- [Passage provided]:
>>

In an exhibition that pivots around so tender a subject as the AIDS crisis, Francis McWhannell finds warmth, sophistication, and an exhortation to reflect and to learn.
In an exhibition that pivots around so tender a subject as the AIDS crisis, Francis McWhannell finds warmth, sophistication, and an exhortation to reflect and to learn.
I sit in the gloomy, almost oppressive environment of the Blumhardt Gallery at the Dowse Art Museum, in which a small but dazzling piece of curatorial handiwork is on display. Beneath me is a bench covered in pale-green vinyl, patterned with spots that are rough to the touch. The surface feels non-slip. It would not be amiss on the floor of a bathroom. I quickly think of urinals and just as quickly feel a flush of guilt for coming up with so stereotypical an association. Curated by Simon Gennard, the 2017 Blumhardt Foundation/Creative New Zealand Curatorial Intern at the Dowse, Sleeping Arrangementscentres on a series of quilts made by renowned textile artist Malcolm Harrison (1941–2007). These works provide a departure point for a meditation on the ‘AIDS crisis’ of the 1980s and ’90s, and on queer histories in Aotearoa more broadly.
Before visiting Sleeping Arrangements, I resolved to carry out as dispassionate a critique as I could manage. Once inside the exhibition, I worry that my mission is folly.

<<

Annotated region listings:
>>

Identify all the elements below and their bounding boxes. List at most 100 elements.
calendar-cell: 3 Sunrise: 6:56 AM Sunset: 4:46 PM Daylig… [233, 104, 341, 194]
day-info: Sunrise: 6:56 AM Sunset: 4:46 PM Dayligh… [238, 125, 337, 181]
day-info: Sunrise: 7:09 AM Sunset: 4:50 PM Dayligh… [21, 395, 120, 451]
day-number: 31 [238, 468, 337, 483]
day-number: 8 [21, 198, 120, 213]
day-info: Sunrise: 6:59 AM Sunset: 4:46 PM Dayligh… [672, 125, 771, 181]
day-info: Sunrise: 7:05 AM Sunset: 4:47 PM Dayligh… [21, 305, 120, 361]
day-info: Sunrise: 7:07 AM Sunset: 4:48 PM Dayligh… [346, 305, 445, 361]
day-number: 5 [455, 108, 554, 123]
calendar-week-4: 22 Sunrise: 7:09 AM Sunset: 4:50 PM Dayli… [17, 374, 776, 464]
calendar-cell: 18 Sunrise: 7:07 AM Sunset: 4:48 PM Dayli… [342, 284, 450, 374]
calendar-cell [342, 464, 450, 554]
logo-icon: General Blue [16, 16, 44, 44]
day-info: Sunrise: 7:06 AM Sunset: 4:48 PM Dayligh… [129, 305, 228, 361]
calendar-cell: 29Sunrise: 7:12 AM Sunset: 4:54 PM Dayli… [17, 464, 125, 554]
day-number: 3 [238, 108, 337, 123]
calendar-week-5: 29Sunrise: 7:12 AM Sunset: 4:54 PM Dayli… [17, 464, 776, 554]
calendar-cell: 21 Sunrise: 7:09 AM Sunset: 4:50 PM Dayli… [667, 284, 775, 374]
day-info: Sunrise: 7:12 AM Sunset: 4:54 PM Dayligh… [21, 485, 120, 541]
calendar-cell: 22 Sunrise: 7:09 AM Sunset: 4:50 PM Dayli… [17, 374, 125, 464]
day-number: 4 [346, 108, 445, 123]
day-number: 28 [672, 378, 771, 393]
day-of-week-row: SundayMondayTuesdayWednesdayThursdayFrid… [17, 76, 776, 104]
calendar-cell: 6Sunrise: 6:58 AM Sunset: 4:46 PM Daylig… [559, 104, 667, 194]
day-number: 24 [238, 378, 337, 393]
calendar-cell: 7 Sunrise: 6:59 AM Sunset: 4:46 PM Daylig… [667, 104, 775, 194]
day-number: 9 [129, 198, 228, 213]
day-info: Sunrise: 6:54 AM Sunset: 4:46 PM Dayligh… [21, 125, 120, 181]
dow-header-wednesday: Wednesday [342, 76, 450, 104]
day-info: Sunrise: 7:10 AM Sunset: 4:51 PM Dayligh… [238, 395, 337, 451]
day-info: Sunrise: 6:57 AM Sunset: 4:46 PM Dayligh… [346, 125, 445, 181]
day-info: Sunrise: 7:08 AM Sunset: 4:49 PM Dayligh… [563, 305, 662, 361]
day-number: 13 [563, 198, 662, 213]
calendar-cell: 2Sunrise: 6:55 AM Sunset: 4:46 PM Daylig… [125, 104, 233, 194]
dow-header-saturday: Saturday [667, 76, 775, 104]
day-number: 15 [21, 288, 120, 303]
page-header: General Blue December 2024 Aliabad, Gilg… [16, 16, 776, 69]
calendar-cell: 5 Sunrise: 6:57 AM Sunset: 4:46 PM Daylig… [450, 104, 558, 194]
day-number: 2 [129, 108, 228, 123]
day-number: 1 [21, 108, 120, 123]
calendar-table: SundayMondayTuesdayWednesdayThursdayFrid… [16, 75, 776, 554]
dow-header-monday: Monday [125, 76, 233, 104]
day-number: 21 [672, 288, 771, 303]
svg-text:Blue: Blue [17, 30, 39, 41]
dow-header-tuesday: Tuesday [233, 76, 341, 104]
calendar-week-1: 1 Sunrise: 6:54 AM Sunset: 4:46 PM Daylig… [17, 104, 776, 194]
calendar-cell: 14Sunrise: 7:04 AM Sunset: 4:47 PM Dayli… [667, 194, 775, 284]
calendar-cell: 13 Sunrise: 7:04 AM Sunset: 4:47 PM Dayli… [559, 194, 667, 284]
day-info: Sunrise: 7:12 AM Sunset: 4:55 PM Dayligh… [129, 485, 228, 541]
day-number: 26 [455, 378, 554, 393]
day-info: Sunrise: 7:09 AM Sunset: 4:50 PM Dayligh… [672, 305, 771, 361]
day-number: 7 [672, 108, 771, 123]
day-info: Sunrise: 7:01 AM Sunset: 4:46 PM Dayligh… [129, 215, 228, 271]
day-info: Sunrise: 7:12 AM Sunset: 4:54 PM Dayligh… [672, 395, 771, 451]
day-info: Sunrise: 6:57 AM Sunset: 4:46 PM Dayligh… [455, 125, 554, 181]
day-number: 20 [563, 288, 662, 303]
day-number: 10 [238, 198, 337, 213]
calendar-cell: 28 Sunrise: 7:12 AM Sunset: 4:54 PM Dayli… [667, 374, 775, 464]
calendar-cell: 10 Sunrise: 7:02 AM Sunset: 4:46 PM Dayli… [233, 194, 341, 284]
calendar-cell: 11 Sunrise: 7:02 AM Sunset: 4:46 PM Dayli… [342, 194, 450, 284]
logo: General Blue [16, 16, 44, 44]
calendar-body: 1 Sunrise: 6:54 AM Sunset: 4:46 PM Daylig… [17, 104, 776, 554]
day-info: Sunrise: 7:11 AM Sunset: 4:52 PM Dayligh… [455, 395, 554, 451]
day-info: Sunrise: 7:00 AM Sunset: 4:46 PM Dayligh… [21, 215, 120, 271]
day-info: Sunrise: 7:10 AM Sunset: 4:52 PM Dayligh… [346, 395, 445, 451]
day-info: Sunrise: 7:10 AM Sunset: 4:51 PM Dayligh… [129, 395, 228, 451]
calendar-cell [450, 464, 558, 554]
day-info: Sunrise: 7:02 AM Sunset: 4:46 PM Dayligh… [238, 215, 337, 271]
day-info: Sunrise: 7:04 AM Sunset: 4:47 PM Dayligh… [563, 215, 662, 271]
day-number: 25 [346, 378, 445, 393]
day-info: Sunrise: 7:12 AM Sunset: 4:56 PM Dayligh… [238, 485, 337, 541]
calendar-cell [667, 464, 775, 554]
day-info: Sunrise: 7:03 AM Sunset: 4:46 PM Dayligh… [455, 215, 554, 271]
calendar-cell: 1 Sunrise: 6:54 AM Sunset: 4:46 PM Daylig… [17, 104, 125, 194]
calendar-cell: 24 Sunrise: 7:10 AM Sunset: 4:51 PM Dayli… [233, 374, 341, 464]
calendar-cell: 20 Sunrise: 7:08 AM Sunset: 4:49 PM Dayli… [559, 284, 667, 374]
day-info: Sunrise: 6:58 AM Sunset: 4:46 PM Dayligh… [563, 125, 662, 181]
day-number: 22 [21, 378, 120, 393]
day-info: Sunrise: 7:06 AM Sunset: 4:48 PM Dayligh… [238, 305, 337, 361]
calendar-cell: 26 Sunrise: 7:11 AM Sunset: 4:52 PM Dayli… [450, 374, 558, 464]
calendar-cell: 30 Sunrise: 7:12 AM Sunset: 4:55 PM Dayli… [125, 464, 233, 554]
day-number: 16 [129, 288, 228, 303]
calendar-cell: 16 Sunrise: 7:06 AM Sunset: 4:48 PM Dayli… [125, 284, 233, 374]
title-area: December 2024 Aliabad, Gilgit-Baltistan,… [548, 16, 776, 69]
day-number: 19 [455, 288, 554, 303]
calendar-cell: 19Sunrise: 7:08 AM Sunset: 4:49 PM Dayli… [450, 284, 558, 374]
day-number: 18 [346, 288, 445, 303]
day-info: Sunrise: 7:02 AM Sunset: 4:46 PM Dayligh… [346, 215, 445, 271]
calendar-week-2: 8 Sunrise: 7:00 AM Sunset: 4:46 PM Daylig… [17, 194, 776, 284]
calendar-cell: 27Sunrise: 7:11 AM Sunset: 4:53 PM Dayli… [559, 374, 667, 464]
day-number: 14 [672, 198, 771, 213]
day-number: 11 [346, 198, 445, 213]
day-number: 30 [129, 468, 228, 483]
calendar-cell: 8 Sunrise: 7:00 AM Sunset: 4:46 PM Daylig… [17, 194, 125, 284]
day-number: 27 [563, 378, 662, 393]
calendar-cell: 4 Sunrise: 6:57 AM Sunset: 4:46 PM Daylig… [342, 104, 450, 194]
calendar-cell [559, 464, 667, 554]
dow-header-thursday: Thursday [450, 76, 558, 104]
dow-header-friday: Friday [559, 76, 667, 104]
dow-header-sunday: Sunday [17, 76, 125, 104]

<<

- [What this exercise asks]:
1) From the exhibition review, write out the passage starting at "Before visiting Sleeping" and ending at "mission is folly.".
2) Decide whether each statement agrees with the exhibition review, answering yes or no and quoting the words of the review that settle it. (a) The bench in the gallery is covered in pale-green vinyl. (b) The quilts in the show were made by Simon Gennard. (c) Before the visit, the reviewer planned to give a dispassionate critique.

- [Task-by-task solutions]:
1)
Before visiting Sleeping Arrangements, I resolved to carry out as dispassionate a critique as I could manage. Once inside the exhibition, I worry that my mission is folly.

2)
(a) Yes: "Beneath me is a bench covered in pale-green vinyl"
(b) No: "a series of quilts made by renowned textile artist Malcolm Harrison (1941–2007)"
(c) Yes: "Before visiting Sleeping Arrangements, I resolved to carry out as dispassionate a critique as I could manage."